### EXERCISE GOAL
The records that follow are to be repeated exactly, with the pictures removed.

### MATERIAL TO PROCESS
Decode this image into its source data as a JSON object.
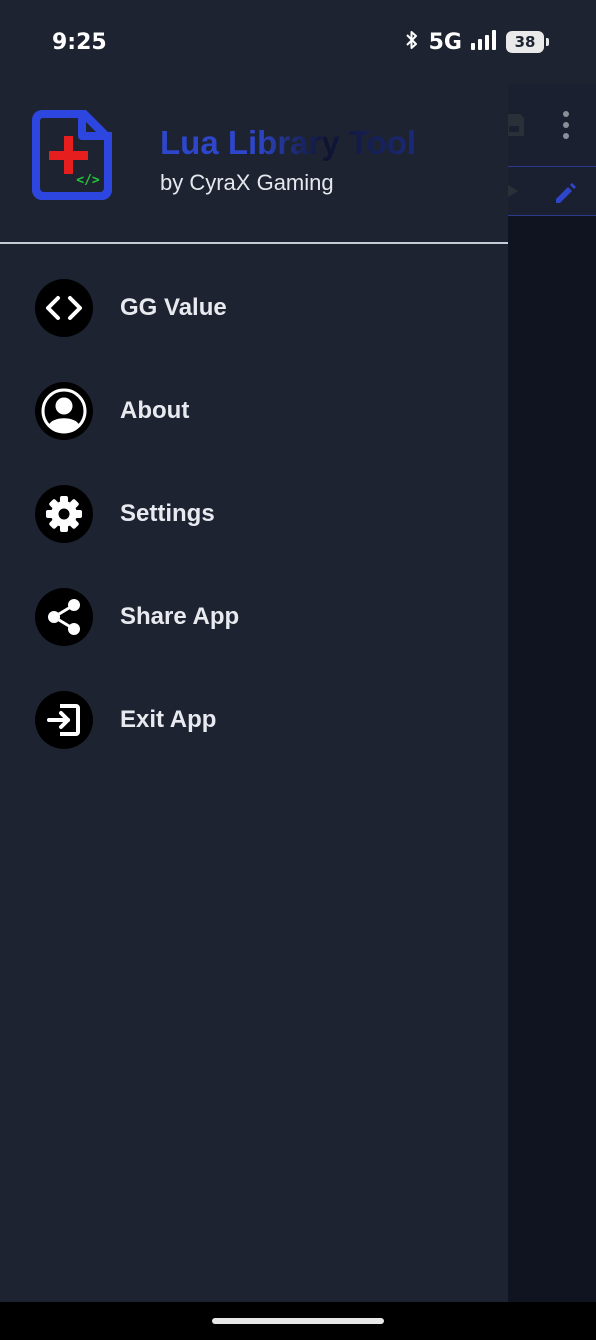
{
  "status_bar": {
    "time": "9:25",
    "network": "5G",
    "battery": "38",
    "icons": [
      "bluetooth-icon",
      "signal-icon",
      "battery-icon"
    ]
  },
  "drawer": {
    "app_title": "Lua Library Tool",
    "app_subtitle": "by CyraX Gaming",
    "logo_icon": "code-file-plus-icon",
    "colors": {
      "background": "#1d2331",
      "accent": "#2e46c9",
      "logo_plus": "#e61e1e",
      "logo_code": "#25c93a"
    },
    "items": [
      {
        "label": "GG Value",
        "icon": "code-brackets-icon"
      },
      {
        "label": "About",
        "icon": "person-icon"
      },
      {
        "label": "Settings",
        "icon": "gear-icon"
      },
      {
        "label": "Share App",
        "icon": "share-icon"
      },
      {
        "label": "Exit App",
        "icon": "exit-icon"
      }
    ]
  },
  "background_app": {
    "icons": [
      "save-icon",
      "more-vert-icon",
      "arrow-right-icon",
      "edit-icon"
    ]
  }
}
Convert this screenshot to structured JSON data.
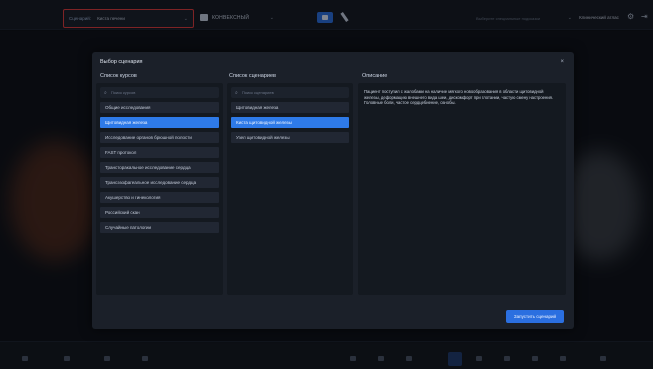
{
  "topbar": {
    "scenario_label": "Сценарий:",
    "scenario_value": "Киста печени",
    "preset_value": "КОНВЕКСНЫЙ",
    "structure_placeholder": "Выберите специальные подсказки",
    "clinic_button": "Клинический атлас"
  },
  "modal": {
    "title": "Выбор сценария",
    "close_label": "×",
    "courses": {
      "title": "Список курсов",
      "search_placeholder": "Поиск курсов",
      "items": [
        {
          "label": "Общие исследования"
        },
        {
          "label": "Щитовидная железа"
        },
        {
          "label": "Исследование органов брюшной полости"
        },
        {
          "label": "FAST протокол"
        },
        {
          "label": "Трансторакальное исследование сердца"
        },
        {
          "label": "Трансэзофагеальное исследование сердца"
        },
        {
          "label": "Акушерство и гинекология"
        },
        {
          "label": "Российский скан"
        },
        {
          "label": "Случайные патологии"
        }
      ],
      "active_index": 1
    },
    "scenarios": {
      "title": "Список сценариев",
      "search_placeholder": "Поиск сценариев",
      "items": [
        {
          "label": "Щитовидная железа"
        },
        {
          "label": "Киста щитовидной железы"
        },
        {
          "label": "Узел щитовидной железы"
        }
      ],
      "active_index": 1
    },
    "description": {
      "title": "Описание",
      "text": "Пациент поступил с жалобами на наличие мягкого новообразования в области щитовидной железы, деформацию внешнего вида шеи, дискомфорт при глотании, частую смену настроения. Головные боли, частое сердцебиение, ознобы."
    },
    "run_button": "Запустить сценарий"
  },
  "colors": {
    "accent": "#2b6fe0",
    "highlight": "#e23b3b",
    "modal_bg": "#1b2029"
  }
}
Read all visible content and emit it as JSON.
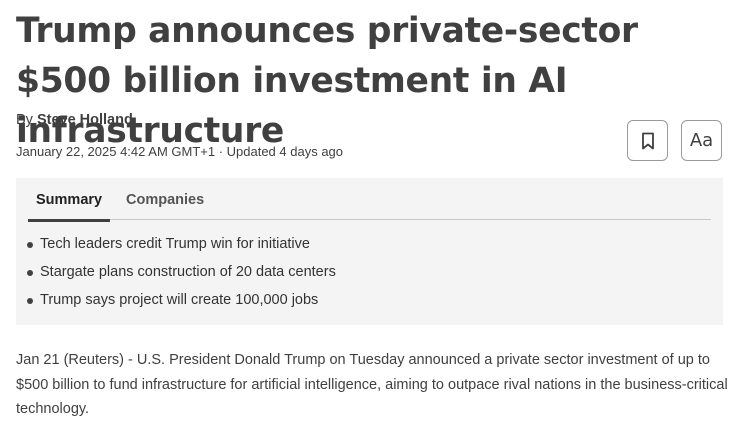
{
  "article": {
    "headline": "Trump announces private-sector $500 billion investment in AI infrastructure",
    "byline_prefix": "By ",
    "author": "Steve Holland",
    "dateline": "January 22, 2025 4:42 AM GMT+1 · Updated 4 days ago",
    "body": "Jan 21 (Reuters) - U.S. President Donald Trump on Tuesday announced a private sector investment of up to $500 billion to fund infrastructure for artificial intelligence, aiming to outpace rival nations in the business-critical technology."
  },
  "toolbar": {
    "bookmark_icon": "bookmark-icon",
    "font_size_label": "Aa"
  },
  "summary": {
    "tabs": [
      "Summary",
      "Companies"
    ],
    "active_tab": "Summary",
    "bullets": [
      "Tech leaders credit Trump win for initiative",
      "Stargate plans construction of 20 data centers",
      "Trump says project will create 100,000 jobs"
    ]
  },
  "colors": {
    "text": "#404040",
    "summary_background": "#f4f4f4",
    "button_border": "#9a9a9a"
  }
}
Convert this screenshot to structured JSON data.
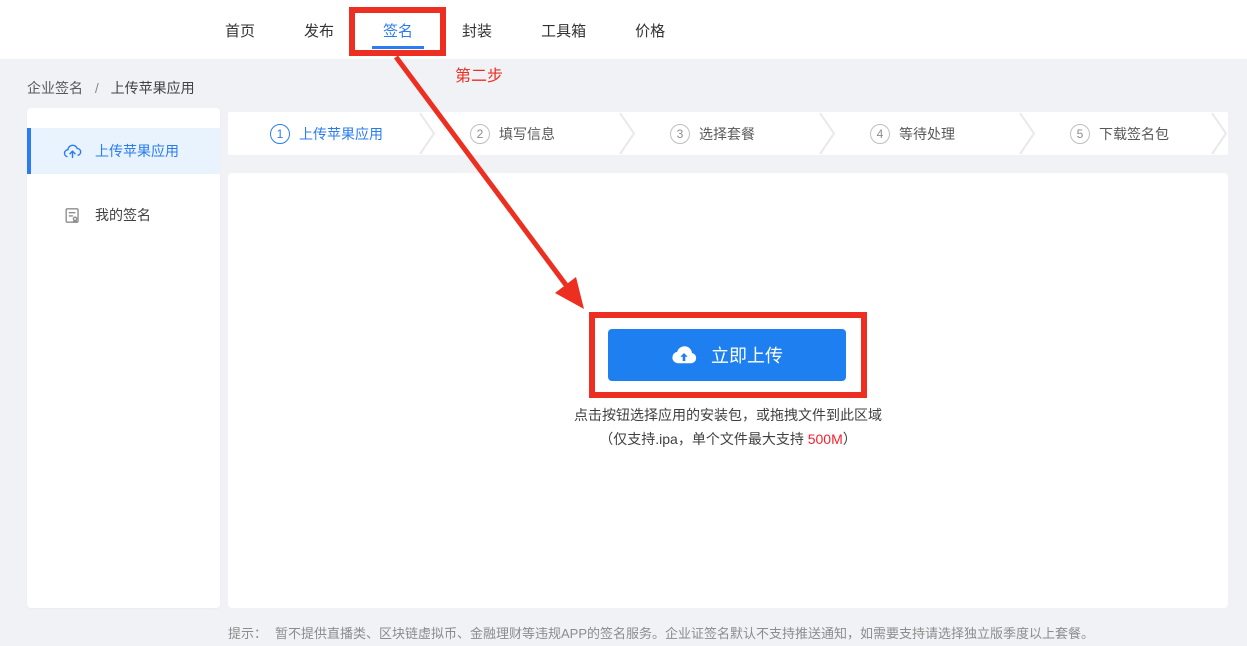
{
  "header": {
    "nav_items": [
      {
        "label": "首页"
      },
      {
        "label": "发布"
      },
      {
        "label": "签名"
      },
      {
        "label": "封装"
      },
      {
        "label": "工具箱"
      },
      {
        "label": "价格"
      }
    ],
    "active_nav": "签名"
  },
  "breadcrumb": {
    "items": [
      {
        "label": "企业签名"
      },
      {
        "label": "上传苹果应用"
      }
    ],
    "separator": "/"
  },
  "sidebar": {
    "items": [
      {
        "label": "上传苹果应用",
        "icon": "cloud-upload-icon",
        "active": true
      },
      {
        "label": "我的签名",
        "icon": "signature-document-icon",
        "active": false
      }
    ]
  },
  "wizard": {
    "steps": [
      {
        "num": "1",
        "label": "上传苹果应用",
        "active": true
      },
      {
        "num": "2",
        "label": "填写信息",
        "active": false
      },
      {
        "num": "3",
        "label": "选择套餐",
        "active": false
      },
      {
        "num": "4",
        "label": "等待处理",
        "active": false
      },
      {
        "num": "5",
        "label": "下载签名包",
        "active": false
      }
    ]
  },
  "upload": {
    "button_label": "立即上传",
    "button_icon": "cloud-upload-icon",
    "hint_line1": "点击按钮选择应用的安装包，或拖拽文件到此区域",
    "hint_line2_prefix": "（仅支持.ipa，单个文件最大支持 ",
    "hint_line2_highlight": "500M",
    "hint_line2_suffix": "）"
  },
  "footer": {
    "tip_label": "提示：",
    "tip_text": "暂不提供直播类、区块链虚拟币、金融理财等违规APP的签名服务。企业证签名默认不支持推送通知，如需要支持请选择独立版季度以上套餐。"
  },
  "annotations": {
    "step_note": "第二步"
  },
  "colors": {
    "accent_blue": "#2b7cf0",
    "button_blue": "#1e80f0",
    "annotation_red": "#ed2f21",
    "highlight_red": "#f5222d",
    "page_bg": "#f0f2f5",
    "sidebar_active_bg": "#e8f3fe"
  }
}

### CORRECT ANSWER
Decode this image into its source data as a JSON object.
{
  "status_bar": {
    "time": "9:25",
    "network": "5G",
    "battery": "38",
    "icons": [
      "bluetooth-icon",
      "signal-icon",
      "battery-icon"
    ]
  },
  "drawer": {
    "app_title": "Lua Library Tool",
    "app_subtitle": "by CyraX Gaming",
    "logo_icon": "code-file-plus-icon",
    "colors": {
      "background": "#1d2331",
      "accent": "#2e46c9",
      "logo_plus": "#e61e1e",
      "logo_code": "#25c93a"
    },
    "items": [
      {
        "label": "GG Value",
        "icon": "code-brackets-icon"
      },
      {
        "label": "About",
        "icon": "person-icon"
      },
      {
        "label": "Settings",
        "icon": "gear-icon"
      },
      {
        "label": "Share App",
        "icon": "share-icon"
      },
      {
        "label": "Exit App",
        "icon": "exit-icon"
      }
    ]
  },
  "background_app": {
    "icons": [
      "save-icon",
      "more-vert-icon",
      "arrow-right-icon",
      "edit-icon"
    ]
  }
}
Convert this screenshot to structured JSON data.
{
  "topbar": {
    "scenario_label": "Сценарий:",
    "scenario_value": "Киста печени",
    "preset_value": "КОНВЕКСНЫЙ",
    "structure_placeholder": "Выберите специальные подсказки",
    "clinic_button": "Клинический атлас"
  },
  "modal": {
    "title": "Выбор сценария",
    "close_label": "×",
    "courses": {
      "title": "Список курсов",
      "search_placeholder": "Поиск курсов",
      "items": [
        {
          "label": "Общие исследования"
        },
        {
          "label": "Щитовидная железа"
        },
        {
          "label": "Исследование органов брюшной полости"
        },
        {
          "label": "FAST протокол"
        },
        {
          "label": "Трансторакальное исследование сердца"
        },
        {
          "label": "Трансэзофагеальное исследование сердца"
        },
        {
          "label": "Акушерство и гинекология"
        },
        {
          "label": "Российский скан"
        },
        {
          "label": "Случайные патологии"
        }
      ],
      "active_index": 1
    },
    "scenarios": {
      "title": "Список сценариев",
      "search_placeholder": "Поиск сценариев",
      "items": [
        {
          "label": "Щитовидная железа"
        },
        {
          "label": "Киста щитовидной железы"
        },
        {
          "label": "Узел щитовидной железы"
        }
      ],
      "active_index": 1
    },
    "description": {
      "title": "Описание",
      "text": "Пациент поступил с жалобами на наличие мягкого новообразования в области щитовидной железы, деформацию внешнего вида шеи, дискомфорт при глотании, частую смену настроения. Головные боли, частое сердцебиение, ознобы."
    },
    "run_button": "Запустить сценарий"
  },
  "colors": {
    "accent": "#2b6fe0",
    "highlight": "#e23b3b",
    "modal_bg": "#1b2029"
  }
}
Read all visible content and emit it as JSON.
{
  "article": {
    "headline": "Trump announces private-sector $500 billion investment in AI infrastructure",
    "byline_prefix": "By ",
    "author": "Steve Holland",
    "dateline": "January 22, 2025 4:42 AM GMT+1 · Updated 4 days ago",
    "body": "Jan 21 (Reuters) - U.S. President Donald Trump on Tuesday announced a private sector investment of up to $500 billion to fund infrastructure for artificial intelligence, aiming to outpace rival nations in the business-critical technology."
  },
  "toolbar": {
    "bookmark_icon": "bookmark-icon",
    "font_size_label": "Aa"
  },
  "summary": {
    "tabs": [
      "Summary",
      "Companies"
    ],
    "active_tab": "Summary",
    "bullets": [
      "Tech leaders credit Trump win for initiative",
      "Stargate plans construction of 20 data centers",
      "Trump says project will create 100,000 jobs"
    ]
  },
  "colors": {
    "text": "#404040",
    "summary_background": "#f4f4f4",
    "button_border": "#9a9a9a"
  }
}
Convert this screenshot to structured JSON data.
{
  "header": {
    "nav_items": [
      {
        "label": "首页"
      },
      {
        "label": "发布"
      },
      {
        "label": "签名"
      },
      {
        "label": "封装"
      },
      {
        "label": "工具箱"
      },
      {
        "label": "价格"
      }
    ],
    "active_nav": "签名"
  },
  "breadcrumb": {
    "items": [
      {
        "label": "企业签名"
      },
      {
        "label": "上传苹果应用"
      }
    ],
    "separator": "/"
  },
  "sidebar": {
    "items": [
      {
        "label": "上传苹果应用",
        "icon": "cloud-upload-icon",
        "active": true
      },
      {
        "label": "我的签名",
        "icon": "signature-document-icon",
        "active": false
      }
    ]
  },
  "wizard": {
    "steps": [
      {
        "num": "1",
        "label": "上传苹果应用",
        "active": true
      },
      {
        "num": "2",
        "label": "填写信息",
        "active": false
      },
      {
        "num": "3",
        "label": "选择套餐",
        "active": false
      },
      {
        "num": "4",
        "label": "等待处理",
        "active": false
      },
      {
        "num": "5",
        "label": "下载签名包",
        "active": false
      }
    ]
  },
  "upload": {
    "button_label": "立即上传",
    "button_icon": "cloud-upload-icon",
    "hint_line1": "点击按钮选择应用的安装包，或拖拽文件到此区域",
    "hint_line2_prefix": "（仅支持.ipa，单个文件最大支持 ",
    "hint_line2_highlight": "500M",
    "hint_line2_suffix": "）"
  },
  "footer": {
    "tip_label": "提示：",
    "tip_text": "暂不提供直播类、区块链虚拟币、金融理财等违规APP的签名服务。企业证签名默认不支持推送通知，如需要支持请选择独立版季度以上套餐。"
  },
  "annotations": {
    "step_note": "第二步"
  },
  "colors": {
    "accent_blue": "#2b7cf0",
    "button_blue": "#1e80f0",
    "annotation_red": "#ed2f21",
    "highlight_red": "#f5222d",
    "page_bg": "#f0f2f5",
    "sidebar_active_bg": "#e8f3fe"
  }
}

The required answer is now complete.